Stated task
All lines featuring the string "color" are to be listed.

Extracted data
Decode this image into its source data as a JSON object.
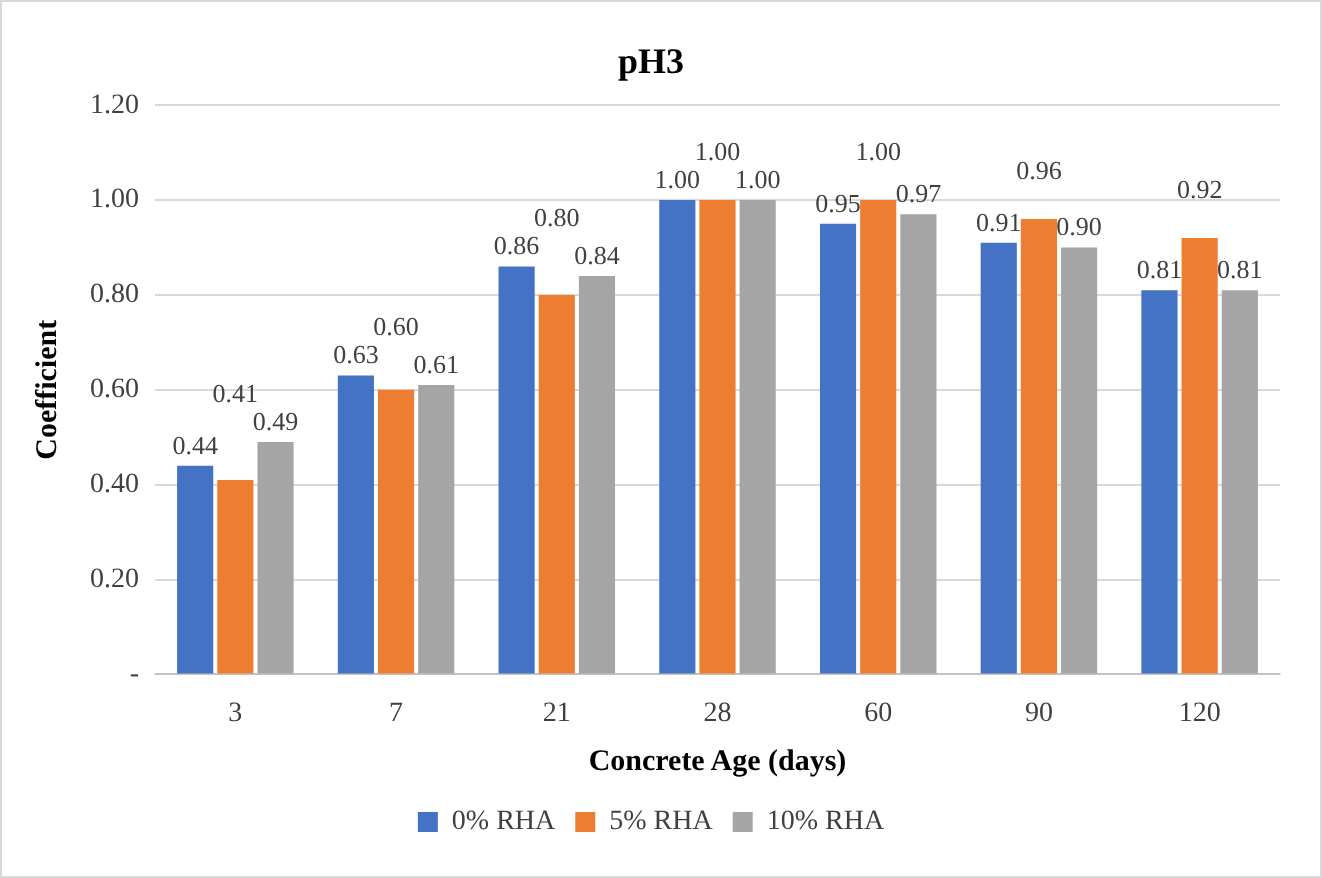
{
  "chart_data": {
    "type": "bar",
    "title": "pH3",
    "xlabel": "Concrete Age (days)",
    "ylabel": "Coefficient",
    "categories": [
      "3",
      "7",
      "21",
      "28",
      "60",
      "90",
      "120"
    ],
    "series": [
      {
        "name": "0% RHA",
        "color": "#4472c4",
        "values": [
          0.44,
          0.63,
          0.86,
          1.0,
          0.95,
          0.91,
          0.81
        ],
        "value_labels": [
          "0.44",
          "0.63",
          "0.86",
          "1.00",
          "0.95",
          "0.91",
          "0.81"
        ]
      },
      {
        "name": "5% RHA",
        "color": "#ed7d31",
        "values": [
          0.41,
          0.6,
          0.8,
          1.0,
          1.0,
          0.96,
          0.92
        ],
        "value_labels": [
          "0.41",
          "0.60",
          "0.80",
          "1.00",
          "1.00",
          "0.96",
          "0.92"
        ]
      },
      {
        "name": "10% RHA",
        "color": "#a5a5a5",
        "values": [
          0.49,
          0.61,
          0.84,
          1.0,
          0.97,
          0.9,
          0.81
        ],
        "value_labels": [
          "0.49",
          "0.61",
          "0.84",
          "1.00",
          "0.97",
          "0.90",
          "0.81"
        ]
      }
    ],
    "ylim": [
      0,
      1.2
    ],
    "yticks": [
      {
        "value": 0,
        "label": "-"
      },
      {
        "value": 0.2,
        "label": "0.20"
      },
      {
        "value": 0.4,
        "label": "0.40"
      },
      {
        "value": 0.6,
        "label": "0.60"
      },
      {
        "value": 0.8,
        "label": "0.80"
      },
      {
        "value": 1.0,
        "label": "1.00"
      },
      {
        "value": 1.2,
        "label": "1.20"
      }
    ],
    "grid": "y",
    "legend": "bottom"
  }
}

Result of the exercise
        "color": "#4472c4",
        "color": "#ed7d31",
        "color": "#a5a5a5",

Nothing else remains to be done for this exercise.